(SET TASK) Locate every line in the records below that contains the word "date", and copy each one.

--- Start of TASK DATA ---

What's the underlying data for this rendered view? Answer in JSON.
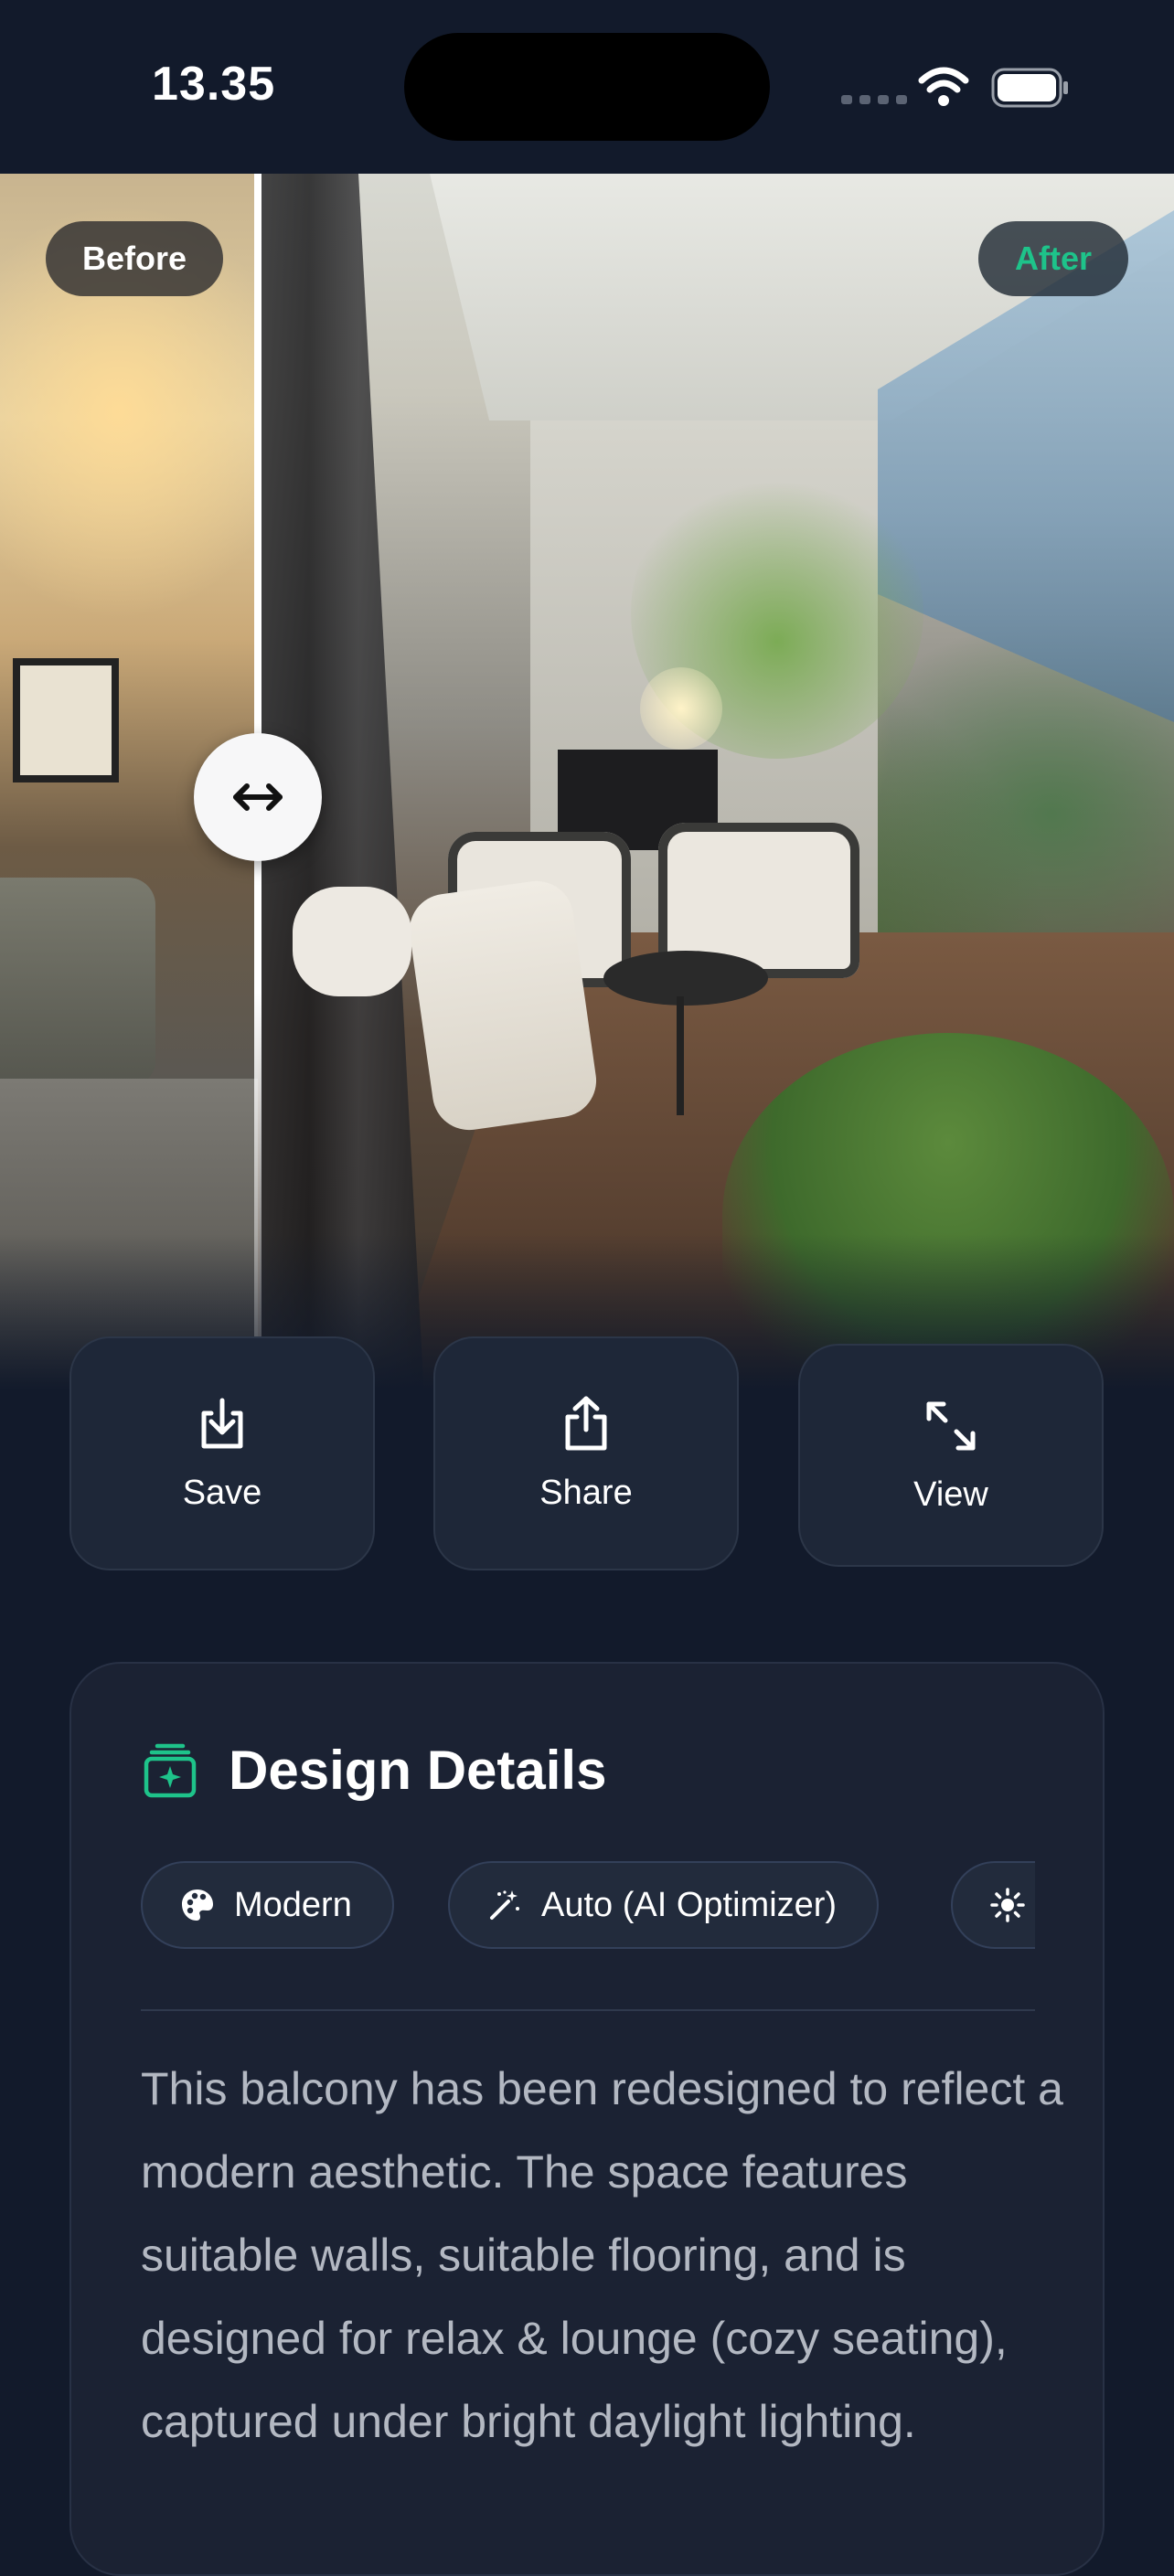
{
  "status_bar": {
    "time": "13.35"
  },
  "compare": {
    "before_label": "Before",
    "after_label": "After",
    "slider_position": 0.22
  },
  "actions": [
    {
      "id": "save",
      "label": "Save",
      "icon": "download-icon"
    },
    {
      "id": "share",
      "label": "Share",
      "icon": "share-icon"
    },
    {
      "id": "view",
      "label": "View",
      "icon": "expand-icon"
    }
  ],
  "details": {
    "title": "Design Details",
    "title_icon": "design-box-icon",
    "chips": [
      {
        "label": "Modern",
        "icon": "palette-icon"
      },
      {
        "label": "Auto (AI Optimizer)",
        "icon": "magic-wand-icon"
      },
      {
        "label": "",
        "icon": "sun-icon"
      }
    ],
    "description": "This balcony has been redesigned to reflect a modern aesthetic. The space features suitable walls, suitable flooring, and is designed for relax & lounge (cozy seating), captured under bright daylight lighting."
  },
  "colors": {
    "background": "#121a2b",
    "accent": "#1ec38a",
    "card": "#1b2233"
  }
}
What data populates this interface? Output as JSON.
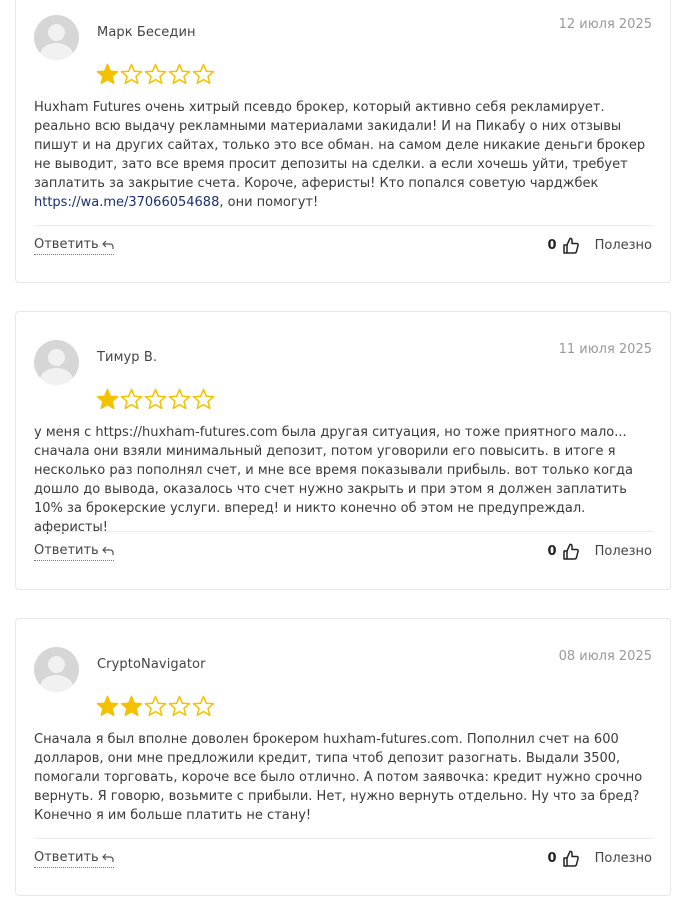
{
  "colors": {
    "star_filled": "#f2c200",
    "star_empty_stroke": "#f2c200",
    "link": "#1a2f6e"
  },
  "icons": {
    "avatar": "user-placeholder-icon",
    "reply": "reply-arrow-icon",
    "like": "thumbs-up-icon",
    "star": "star-icon"
  },
  "reviews": [
    {
      "author": "Марк Беседин",
      "date": "12 июля 2025",
      "rating": 1,
      "text_before_link": "Huxham Futures очень хитрый псевдо брокер, который активно себя рекламирует. реально всю выдачу рекламными материалами закидали! И на Пикабу о них отзывы пишут и на других сайтах, только это все обман. на самом деле никакие деньги брокер не выводит, зато все время просит депозиты на сделки. а если хочешь уйти, требует заплатить за закрытие счета. Короче, аферисты! Кто попался советую чарджбек ",
      "link": "https://wa.me/37066054688",
      "text_after_link": ", они помогут!",
      "reply_label": "Ответить",
      "likes": "0",
      "useful_label": "Полезно"
    },
    {
      "author": "Тимур В.",
      "date": "11 июля 2025",
      "rating": 1,
      "text": "у меня с https://huxham-futures.com была другая ситуация, но тоже приятного мало... сначала они взяли минимальный депозит, потом уговорили его повысить. в итоге я несколько раз пополнял счет, и мне все время показывали прибыль. вот только когда дошло до вывода, оказалось что счет нужно закрыть и при этом я должен заплатить 10% за брокерские услуги. вперед! и никто конечно об этом не предупреждал. аферисты!",
      "reply_label": "Ответить",
      "likes": "0",
      "useful_label": "Полезно"
    },
    {
      "author": "CryptoNavigator",
      "date": "08 июля 2025",
      "rating": 2,
      "text": "Сначала я был вполне доволен брокером huxham-futures.com. Пополнил счет на 600 долларов, они мне предложили кредит, типа чтоб депозит разогнать. Выдали 3500, помогали торговать, короче все было отлично. А потом заявочка: кредит нужно срочно вернуть. Я говорю, возьмите с прибыли. Нет, нужно вернуть отдельно. Ну что за бред? Конечно я им больше платить не стану!",
      "reply_label": "Ответить",
      "likes": "0",
      "useful_label": "Полезно"
    }
  ]
}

--- End of TASK DATA ---

(THE COMPLETED TASK)
      "date": "12 июля 2025",
      "date": "11 июля 2025",
      "date": "08 июля 2025",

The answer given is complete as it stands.